Reputation: 39
I have the following C code.
#include <stdio.h>
#include <sys/types.h>
#include <unistd.h>
int main ()
{
int i=1;
pid_t child_pid = fork();
if (child_pid == 0)
{
printf ("%d\n", i++);
printf ("%d\n", i++);
printf ("This is child process.");
return 0;
}
else if (child_pid > 0) {
printf ("%d\n", i++);
printf ("This is parent process.");
}
else {
printf("Fork failed");
}
}
I compiled the following as follows: gcc testFork.c
and ran the code by typing ./a.out
.
The output i got was:
vmw_ubuntu@vmwubuntu:~/Desktop/Test C$ ./a.out
1
This is parent process.vmw_ubuntu@vmwubuntu:~/Desktop/Test C$ 1
2
This is child process.
Why is vmw_ubuntu@vmwubuntu:~/Desktop/Test C$
appearing in the middle of nowhere?
I am simply expecting this output:
vmw_ubuntu@vmwubuntu:~/Desktop/Test C$ ./a.out
1
This is parent process.1
2
This is child process.
Upvotes: 0
Views: 137
Reputation: 94
The problem probably is that printf function is buffered: Why does printf not flush after the call unless a newline is in the format string? Disable buffering or use write(..), which is unbuffered. And there is no problem with fork - it works as specified.
Upvotes: 1
Reputation: 405
Because you didn't add a newline '\n' escape character at the end of your printf call; and thus, when your parent process returned to your shell, the prompt of your shell `vmw_ubuntu@vmwubuntu:~/Desktop/Test C$' was appended to the end.
Remember that when you call 'fork' you're creating 2 separate copies of the same process. It's no longer 1 program, and the parent can return before the child.
EDIT:
To achieve the output you want, you need to insert a call to the 'waitpid' function. see http://linux.die.net/man/2/wait
Upvotes: 4

## Directions
• A. In the fork thread, which function does the edit to the highest-upvoted reply say to call to get the expected output?
• B. From the fork thread, copy out everything from "I am simply" down to "works as specified.".

## Material
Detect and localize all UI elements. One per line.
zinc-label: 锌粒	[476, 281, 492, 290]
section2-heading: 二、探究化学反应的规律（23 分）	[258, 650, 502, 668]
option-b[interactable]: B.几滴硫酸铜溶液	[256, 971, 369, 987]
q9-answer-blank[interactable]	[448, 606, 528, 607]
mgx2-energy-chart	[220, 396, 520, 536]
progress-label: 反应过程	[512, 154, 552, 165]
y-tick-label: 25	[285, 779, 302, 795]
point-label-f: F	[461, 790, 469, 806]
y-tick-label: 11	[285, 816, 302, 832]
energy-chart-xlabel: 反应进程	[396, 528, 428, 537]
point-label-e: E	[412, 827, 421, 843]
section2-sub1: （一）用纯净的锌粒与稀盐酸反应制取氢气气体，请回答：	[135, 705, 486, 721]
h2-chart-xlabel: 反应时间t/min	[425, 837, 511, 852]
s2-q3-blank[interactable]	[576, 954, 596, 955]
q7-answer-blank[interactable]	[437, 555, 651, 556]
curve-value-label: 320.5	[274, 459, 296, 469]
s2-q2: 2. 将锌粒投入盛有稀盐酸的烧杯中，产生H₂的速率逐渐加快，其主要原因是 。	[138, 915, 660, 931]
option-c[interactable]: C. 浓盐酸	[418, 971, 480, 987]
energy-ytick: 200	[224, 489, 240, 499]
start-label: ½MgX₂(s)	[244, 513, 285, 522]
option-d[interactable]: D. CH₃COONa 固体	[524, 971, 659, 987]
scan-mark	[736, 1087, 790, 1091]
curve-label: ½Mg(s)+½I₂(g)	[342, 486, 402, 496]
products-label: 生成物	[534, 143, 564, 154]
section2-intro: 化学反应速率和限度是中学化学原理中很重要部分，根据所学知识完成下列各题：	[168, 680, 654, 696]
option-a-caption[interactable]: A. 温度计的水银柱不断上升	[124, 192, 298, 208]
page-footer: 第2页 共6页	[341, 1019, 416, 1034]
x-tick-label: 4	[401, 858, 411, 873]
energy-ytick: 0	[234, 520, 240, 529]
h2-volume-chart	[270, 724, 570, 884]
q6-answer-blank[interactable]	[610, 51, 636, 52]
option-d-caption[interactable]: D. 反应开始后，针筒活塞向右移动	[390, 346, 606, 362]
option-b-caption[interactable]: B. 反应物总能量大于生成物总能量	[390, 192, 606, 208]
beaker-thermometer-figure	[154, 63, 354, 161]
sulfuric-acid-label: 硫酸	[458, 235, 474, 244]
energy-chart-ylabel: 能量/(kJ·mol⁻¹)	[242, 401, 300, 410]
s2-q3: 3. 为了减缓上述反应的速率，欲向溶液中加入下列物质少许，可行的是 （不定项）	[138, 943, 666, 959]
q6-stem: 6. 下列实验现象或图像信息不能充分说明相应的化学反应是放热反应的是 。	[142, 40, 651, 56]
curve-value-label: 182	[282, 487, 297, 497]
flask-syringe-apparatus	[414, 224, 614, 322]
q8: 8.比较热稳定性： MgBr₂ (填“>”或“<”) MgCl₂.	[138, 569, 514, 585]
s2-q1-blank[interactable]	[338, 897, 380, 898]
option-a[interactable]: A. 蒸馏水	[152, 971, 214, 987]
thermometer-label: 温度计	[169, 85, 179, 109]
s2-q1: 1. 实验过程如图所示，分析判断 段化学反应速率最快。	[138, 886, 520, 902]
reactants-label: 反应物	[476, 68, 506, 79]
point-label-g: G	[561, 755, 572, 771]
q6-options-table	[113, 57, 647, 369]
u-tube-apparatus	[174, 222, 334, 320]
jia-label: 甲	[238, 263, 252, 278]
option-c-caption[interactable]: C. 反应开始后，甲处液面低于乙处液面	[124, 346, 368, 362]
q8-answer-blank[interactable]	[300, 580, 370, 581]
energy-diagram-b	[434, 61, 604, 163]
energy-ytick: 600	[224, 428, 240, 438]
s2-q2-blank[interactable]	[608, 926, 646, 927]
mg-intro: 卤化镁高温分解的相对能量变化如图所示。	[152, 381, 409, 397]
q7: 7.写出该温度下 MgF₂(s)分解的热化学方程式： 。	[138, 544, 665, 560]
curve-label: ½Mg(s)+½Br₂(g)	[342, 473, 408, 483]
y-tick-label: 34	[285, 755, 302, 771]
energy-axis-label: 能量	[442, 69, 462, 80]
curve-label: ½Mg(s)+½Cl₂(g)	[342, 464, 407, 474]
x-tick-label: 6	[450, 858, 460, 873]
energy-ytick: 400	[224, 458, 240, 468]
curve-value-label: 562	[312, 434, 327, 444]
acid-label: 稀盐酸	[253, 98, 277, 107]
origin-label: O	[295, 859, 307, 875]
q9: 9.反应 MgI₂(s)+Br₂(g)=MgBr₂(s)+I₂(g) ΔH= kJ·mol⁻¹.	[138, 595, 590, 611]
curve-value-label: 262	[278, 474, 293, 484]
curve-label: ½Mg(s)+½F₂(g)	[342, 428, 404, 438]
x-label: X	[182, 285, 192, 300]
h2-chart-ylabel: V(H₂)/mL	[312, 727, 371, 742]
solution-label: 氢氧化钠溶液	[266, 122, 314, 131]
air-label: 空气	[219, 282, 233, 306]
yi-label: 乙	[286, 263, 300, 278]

## Results of the tasks
• A. The waitpid function.

• B.
I am simply expecting this output:
vmw_ubuntu@vmwubuntu:~/Desktop/Test C$ ./a.out
1
This is parent process.1
2
This is child process.
Upvotes: 0
Views: 137
Reputation: 94
The problem probably is that printf function is buffered: Why does printf not flush after the call unless a newline is in the format string? Disable buffering or use write(..), which is unbuffered. And there is no problem with fork - it works as specified.